(Extracted text):
[Begin]

12. Early Christians – Their belief
– Their practice – Early Christian writers
The opinions of the earliest professors of Christianity upon the lawfulness of war are of importance,
because they who lived nearest to the time of its Founder were the most likely to be informed of his intentions and his will, and to practice them without those adulterations which we know have been introduced by the lapse of ages.
During a considerable period after the death of Christ, it is certain, then,
that his followers believed he had forbidden war, and that, in consequence of this belief, many of them refused to engage in it – whatever were the consequences, whether reproach, imprisonment, or death.
These facts are indisputable.
“It is as easy,” says a learned writer of the 17th century, “to obscure the sun at mid- day, as to deny that the primitive Christians renounced all revenge and war.”
Of all the Christian writers of the 2nd century, there is not one who notices the subject, who does not hold it to be unlawful for a Christian to bear arms. “And,” says Clarkson, “it was not until Christianity became corrupt that Christians became soldiers.”

[End]

(Task instructions):
• 1. Copy the passage on early Christians and war, beginning at the words "12. Early Christians" and stopping after "facts are indisputable.", and replace "war" with "armed conflict" each time it appears.
• 2. Put the records into a Markdown table with the columns "Row" and "Line", starting at their first line and stopping after the line that contains "candle-body xyxy=(273,335,276,362)". Number each row and skip blank lines.
The text and the records come from unrelated sources.

(Available data):

[Begin]

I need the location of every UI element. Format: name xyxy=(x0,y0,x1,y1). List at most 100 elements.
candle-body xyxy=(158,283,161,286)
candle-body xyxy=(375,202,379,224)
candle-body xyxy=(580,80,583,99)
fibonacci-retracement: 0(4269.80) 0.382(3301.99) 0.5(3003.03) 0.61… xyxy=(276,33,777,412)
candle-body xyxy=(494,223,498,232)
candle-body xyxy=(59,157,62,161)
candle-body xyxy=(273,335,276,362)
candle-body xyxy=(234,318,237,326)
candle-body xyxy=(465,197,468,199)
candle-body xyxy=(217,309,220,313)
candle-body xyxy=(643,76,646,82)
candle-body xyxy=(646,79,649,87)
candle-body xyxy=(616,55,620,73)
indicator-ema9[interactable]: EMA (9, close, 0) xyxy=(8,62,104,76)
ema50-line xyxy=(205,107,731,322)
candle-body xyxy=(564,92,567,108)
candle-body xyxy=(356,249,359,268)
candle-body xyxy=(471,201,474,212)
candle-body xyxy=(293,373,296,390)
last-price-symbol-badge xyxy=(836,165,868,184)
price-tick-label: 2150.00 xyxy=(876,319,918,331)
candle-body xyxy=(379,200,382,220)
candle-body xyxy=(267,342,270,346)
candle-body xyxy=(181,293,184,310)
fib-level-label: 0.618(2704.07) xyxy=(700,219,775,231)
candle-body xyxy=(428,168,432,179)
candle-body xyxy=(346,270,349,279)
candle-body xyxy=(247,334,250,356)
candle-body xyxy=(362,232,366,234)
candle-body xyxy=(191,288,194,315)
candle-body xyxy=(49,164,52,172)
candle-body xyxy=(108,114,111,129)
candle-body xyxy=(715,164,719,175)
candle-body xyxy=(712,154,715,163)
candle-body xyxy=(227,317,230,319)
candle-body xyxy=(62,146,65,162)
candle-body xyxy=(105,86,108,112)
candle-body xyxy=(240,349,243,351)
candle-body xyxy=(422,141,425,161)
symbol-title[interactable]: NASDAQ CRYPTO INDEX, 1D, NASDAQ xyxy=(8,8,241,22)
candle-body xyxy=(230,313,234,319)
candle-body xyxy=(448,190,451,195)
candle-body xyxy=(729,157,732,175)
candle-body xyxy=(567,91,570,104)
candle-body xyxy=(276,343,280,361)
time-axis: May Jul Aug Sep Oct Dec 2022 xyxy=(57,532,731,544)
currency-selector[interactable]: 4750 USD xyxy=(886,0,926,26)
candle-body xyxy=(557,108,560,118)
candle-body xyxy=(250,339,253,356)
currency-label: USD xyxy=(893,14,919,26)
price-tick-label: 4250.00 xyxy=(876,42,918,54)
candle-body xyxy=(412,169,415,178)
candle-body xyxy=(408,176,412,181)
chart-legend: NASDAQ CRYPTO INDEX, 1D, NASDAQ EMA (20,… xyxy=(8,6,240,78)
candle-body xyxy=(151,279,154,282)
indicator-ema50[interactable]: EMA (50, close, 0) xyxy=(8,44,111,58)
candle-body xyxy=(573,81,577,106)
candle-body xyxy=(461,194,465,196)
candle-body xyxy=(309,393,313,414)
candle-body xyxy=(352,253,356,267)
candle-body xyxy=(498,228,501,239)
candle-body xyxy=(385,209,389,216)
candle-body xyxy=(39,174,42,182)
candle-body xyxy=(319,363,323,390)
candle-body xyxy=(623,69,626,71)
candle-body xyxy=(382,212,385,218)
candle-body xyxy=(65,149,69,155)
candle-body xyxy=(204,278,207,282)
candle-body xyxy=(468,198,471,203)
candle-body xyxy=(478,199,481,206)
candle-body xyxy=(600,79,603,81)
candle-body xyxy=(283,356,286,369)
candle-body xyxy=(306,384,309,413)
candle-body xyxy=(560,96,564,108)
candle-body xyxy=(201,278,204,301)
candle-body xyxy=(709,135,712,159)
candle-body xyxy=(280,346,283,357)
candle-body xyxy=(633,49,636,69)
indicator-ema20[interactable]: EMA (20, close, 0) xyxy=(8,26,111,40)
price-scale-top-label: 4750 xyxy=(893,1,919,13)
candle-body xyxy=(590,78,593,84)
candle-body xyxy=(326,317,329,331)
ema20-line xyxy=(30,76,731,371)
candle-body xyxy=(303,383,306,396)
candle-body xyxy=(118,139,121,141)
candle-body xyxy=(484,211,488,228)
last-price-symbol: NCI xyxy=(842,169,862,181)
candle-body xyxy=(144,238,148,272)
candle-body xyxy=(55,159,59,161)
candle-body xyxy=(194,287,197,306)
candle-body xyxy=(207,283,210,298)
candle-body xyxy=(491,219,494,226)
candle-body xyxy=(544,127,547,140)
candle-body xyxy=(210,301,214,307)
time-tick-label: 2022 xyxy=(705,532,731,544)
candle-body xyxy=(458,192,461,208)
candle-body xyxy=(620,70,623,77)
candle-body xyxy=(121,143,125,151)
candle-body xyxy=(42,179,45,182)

[End]

(The replies):
• 1.
12. Early Christians – Their belief
– Their practice – Early Christian writers
The opinions of the earliest professors of Christianity upon the lawfulness of armed conflict are of importance,
because they who lived nearest to the time of its Founder were the most likely to be informed of his intentions and his will, and to practice them without those adulterations which we know have been introduced by the lapse of ages.
During a considerable period after the death of Christ, it is certain, then,
that his followers believed he had forbidden armed conflict, and that, in consequence of this belief, many of them refused to engage in it – whatever were the consequences, whether reproach, imprisonment, or death.
These facts are indisputable.

• 2.
| Row | Line |
|---|---|
| 1 | I need the location of every UI element. Format: name xyxy=(x0,y0,x1,y1). List at most 100 elements. |
| 2 | candle-body xyxy=(158,283,161,286) |
| 3 | candle-body xyxy=(375,202,379,224) |
| 4 | candle-body xyxy=(580,80,583,99) |
| 5 | fibonacci-retracement: 0(4269.80) 0.382(3301.99) 0.5(3003.03) 0.61… xyxy=(276,33,777,412) |
| 6 | candle-body xyxy=(494,223,498,232) |
| 7 | candle-body xyxy=(59,157,62,161) |
| 8 | candle-body xyxy=(273,335,276,362) |